§ **Task details**:
In the rows below, quote word for word the part that opens with the line containing "heatmap-cell — [256, 302, 331, 328]" and closes with the line containing "heatmap-cell — [1064, 327, 1138, 351]", including both of those lines.

+++ Record set

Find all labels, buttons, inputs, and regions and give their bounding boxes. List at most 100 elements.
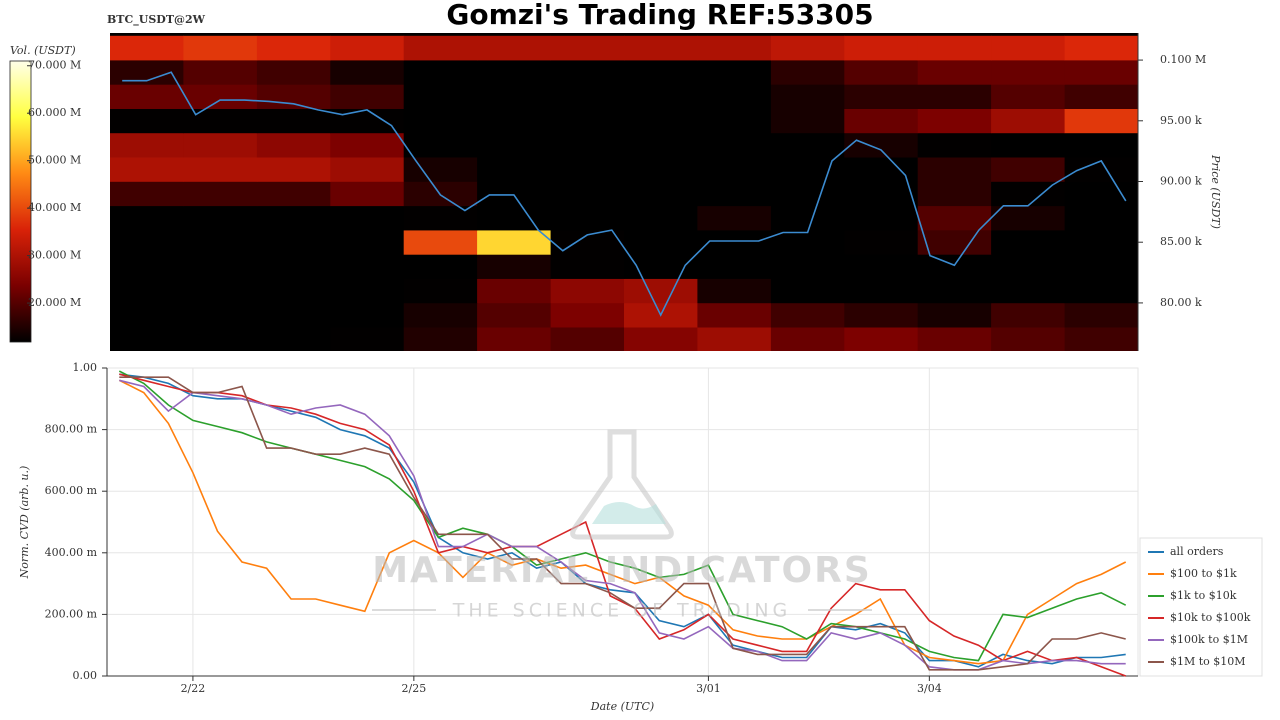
heatmap-cell — [256, 302, 331, 328]
heatmap-cell — [770, 302, 845, 328]
heatmap-cell — [550, 108, 625, 134]
heatmap-cell — [330, 254, 405, 279]
heatmap-cell — [991, 181, 1065, 207]
heatmap-cell — [917, 35, 992, 61]
heatmap-cell — [697, 230, 772, 255]
heatmap-cell — [770, 230, 845, 255]
legend-label: $1k to $10k — [1170, 589, 1237, 602]
heatmap-cell — [844, 35, 919, 61]
series-line — [118, 379, 1127, 665]
heatmap-cell — [624, 108, 698, 134]
colorbar-tick-label: 50.000 M — [28, 154, 81, 167]
heatmap-cell — [624, 35, 698, 61]
heatmap-cell — [477, 132, 551, 158]
heatmap-cell — [1064, 327, 1138, 351]
legend-label: $1M to $10M — [1170, 655, 1246, 668]
legend: all orders $100 to $1k $1k to $10k $10k to … — [1139, 537, 1263, 677]
heatmap-cell — [991, 230, 1065, 255]
heatmap-cell — [991, 132, 1065, 158]
heatmap-cell — [917, 60, 992, 85]
heatmap-cell — [770, 181, 845, 207]
colorbar — [9, 60, 32, 343]
colorbar-tick-label: 20.000 M — [28, 296, 81, 309]
heatmap-cell — [697, 302, 772, 328]
heatmap-cell — [1064, 60, 1138, 85]
heatmap-cell — [550, 254, 625, 279]
heatmap-cell — [110, 35, 184, 61]
heatmap-cell — [183, 60, 258, 85]
heatmap-cell — [330, 132, 405, 158]
colorbar-tick-label: 30.000 M — [28, 249, 81, 262]
heatmap-cell — [624, 181, 698, 207]
y-tick-label: 400.00 m — [45, 546, 98, 559]
heatmap-cell — [697, 327, 772, 351]
heatmap-cell — [550, 132, 625, 158]
heatmap-cell — [403, 181, 478, 207]
legend-label: all orders — [1170, 545, 1224, 558]
heatmap-cell — [330, 205, 405, 231]
heatmap-cell — [697, 181, 772, 207]
heatmap-cell — [844, 302, 919, 328]
heatmap-cell — [256, 157, 331, 182]
heatmap-cell — [403, 157, 478, 182]
heatmap-cell — [991, 60, 1065, 85]
heatmap-cell — [256, 205, 331, 231]
charts: 80.00 k 85.00 k 90.00 k 95.00 k 0.100 M Price… — [9, 13, 1263, 713]
heatmap-cell — [1064, 108, 1138, 134]
heatmap-cell — [844, 84, 919, 109]
heatmap-cell — [770, 157, 845, 182]
heatmap-cell — [256, 108, 331, 134]
heatmap-cell — [697, 205, 772, 231]
heatmap-cell — [183, 205, 258, 231]
heatmap-cell — [844, 108, 919, 134]
heatmap-cell — [844, 60, 919, 85]
heatmap-cell — [183, 254, 258, 279]
heatmap-cell — [917, 254, 992, 279]
y-tick-label: 0.100 M — [1160, 53, 1206, 66]
heatmap-cell — [330, 302, 405, 328]
heatmap-cell — [550, 302, 625, 328]
heatmap-cell — [697, 84, 772, 109]
x-tick-label: 2/22 — [181, 682, 206, 695]
heatmap-cell — [917, 302, 992, 328]
heatmap-cell — [770, 327, 845, 351]
heatmap-cell — [477, 278, 551, 304]
heatmap-cell — [991, 302, 1065, 328]
heatmap-cell — [917, 84, 992, 109]
y-tick-label: 85.00 k — [1160, 235, 1202, 248]
price-line — [122, 71, 1127, 317]
heatmap-cell — [770, 35, 845, 61]
watermark-liquid — [592, 502, 666, 524]
heatmap-cell — [256, 132, 331, 158]
heatmap-cell — [1064, 205, 1138, 231]
heatmap-cell — [624, 157, 698, 182]
heatmap-cell — [183, 327, 258, 351]
heatmap-cell — [256, 35, 331, 61]
heatmap-cell — [917, 181, 992, 207]
heatmap-cell — [403, 60, 478, 85]
heatmap-cell — [550, 35, 625, 61]
heatmap-cell — [183, 108, 258, 134]
heatmap-cell — [770, 278, 845, 304]
heatmap-cell — [256, 278, 331, 304]
heatmap-cell — [1064, 230, 1138, 255]
heatmap-cell — [844, 327, 919, 351]
heatmap-cell — [550, 60, 625, 85]
heatmap-cell — [330, 278, 405, 304]
heatmap-cell — [624, 60, 698, 85]
heatmap-cell — [991, 108, 1065, 134]
heatmap-cell — [697, 108, 772, 134]
legend-label: $100k to $1M — [1170, 633, 1248, 646]
legend-label: $10k to $100k — [1170, 611, 1251, 624]
heatmap-cell — [1064, 302, 1138, 328]
heatmap-cell — [697, 157, 772, 182]
heatmap-cell — [550, 205, 625, 231]
heatmap-cell — [991, 35, 1065, 61]
heatmap-cell — [110, 254, 184, 279]
y-tick-label: 600.00 m — [45, 484, 98, 497]
heatmap-cell — [110, 84, 184, 109]
colorbar-title: Vol. (USDT) — [10, 44, 76, 57]
heatmap-cell — [991, 278, 1065, 304]
y-tick-label: 95.00 k — [1160, 114, 1202, 127]
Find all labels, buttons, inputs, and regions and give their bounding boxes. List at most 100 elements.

++++++

§ **Solved exercise**:
heatmap-cell — [256, 302, 331, 328]
heatmap-cell — [770, 302, 845, 328]
heatmap-cell — [550, 108, 625, 134]
heatmap-cell — [330, 254, 405, 279]
heatmap-cell — [991, 181, 1065, 207]
heatmap-cell — [917, 35, 992, 61]
heatmap-cell — [697, 230, 772, 255]
heatmap-cell — [770, 230, 845, 255]
legend-label: $1k to $10k — [1170, 589, 1237, 602]
heatmap-cell — [844, 35, 919, 61]
series-line — [118, 379, 1127, 665]
heatmap-cell — [624, 108, 698, 134]
colorbar-tick-label: 50.000 M — [28, 154, 81, 167]
heatmap-cell — [624, 35, 698, 61]
heatmap-cell — [477, 132, 551, 158]
heatmap-cell — [1064, 327, 1138, 351]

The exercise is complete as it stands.